:: What you have to do ::
Return each line containing "lukisan".
▼▼▼
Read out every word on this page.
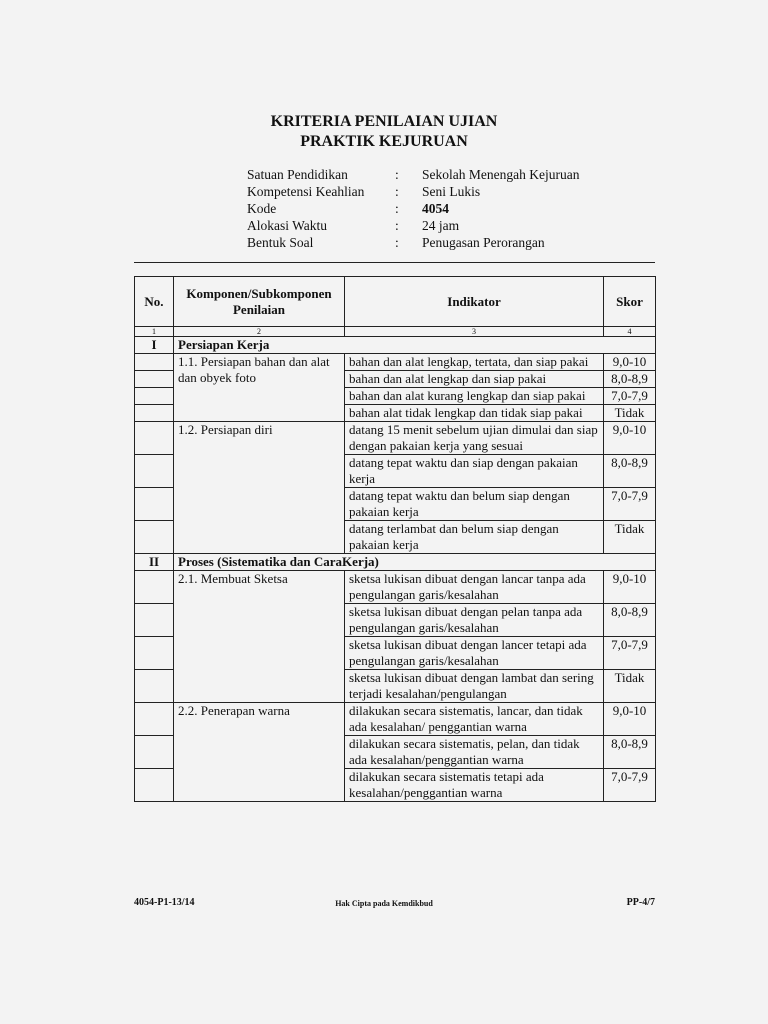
KRITERIA PENILAIAN UJIAN
PRAKTIK KEJURUAN
Satuan Pendidikan	: Sekolah Menengah Kejuruan
Kompetensi Keahlian : Seni Lukis
Kode	: 4054
Alokasi Waktu	: 24 jam
Bentuk Soal	: Penugasan Perorangan
No.	Komponen/Subkomponen Penilaian	Indikator	Skor
1	2	3	4
I	Persiapan Kerja		
	1.1. Persiapan bahan dan alat dan obyek foto	bahan dan alat lengkap, tertata, dan siap pakai	9,0-10
		bahan dan alat lengkap dan siap pakai	8,0-8,9
		bahan dan alat kurang lengkap dan siap pakai	7,0-7,9
		bahan alat tidak lengkap dan tidak siap pakai	Tidak
	1.2. Persiapan diri	datang 15 menit sebelum ujian dimulai dan siap dengan pakaian kerja yang sesuai	9,0-10
		datang tepat waktu dan siap dengan pakaian kerja	8,0-8,9
		datang tepat waktu dan belum siap dengan pakaian kerja	7,0-7,9
		datang terlambat dan belum siap dengan pakaian kerja	Tidak
II	Proses (Sistematika dan CaraKerja)		
	2.1. Membuat Sketsa	sketsa lukisan dibuat dengan lancar tanpa ada pengulangan garis/kesalahan	9,0-10
		sketsa lukisan dibuat dengan pelan tanpa ada pengulangan garis/kesalahan	8,0-8,9
		sketsa lukisan dibuat dengan lancer tetapi ada pengulangan garis/kesalahan	7,0-7,9
		sketsa lukisan dibuat dengan lambat dan sering terjadi kesalahan/pengulangan	Tidak
	2.2. Penerapan warna	dilakukan secara sistematis, lancar, dan tidak ada kesalahan/ penggantian warna	9,0-10
		dilakukan secara sistematis, pelan, dan tidak ada kesalahan/penggantian warna	8,0-8,9
		dilakukan secara sistematis tetapi ada kesalahan/penggantian warna	7,0-7,9
4054-P1-13/14	Hak Cipta pada Kemdikbud	PP-4/7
▲▲▲
:: Solution below ::
	2.1. Membuat Sketsa	sketsa lukisan dibuat dengan lancar tanpa ada pengulangan garis/kesalahan	9,0-10
		sketsa lukisan dibuat dengan pelan tanpa ada pengulangan garis/kesalahan	8,0-8,9
		sketsa lukisan dibuat dengan lancer tetapi ada pengulangan garis/kesalahan	7,0-7,9
		sketsa lukisan dibuat dengan lambat dan sering terjadi kesalahan/pengulangan	Tidak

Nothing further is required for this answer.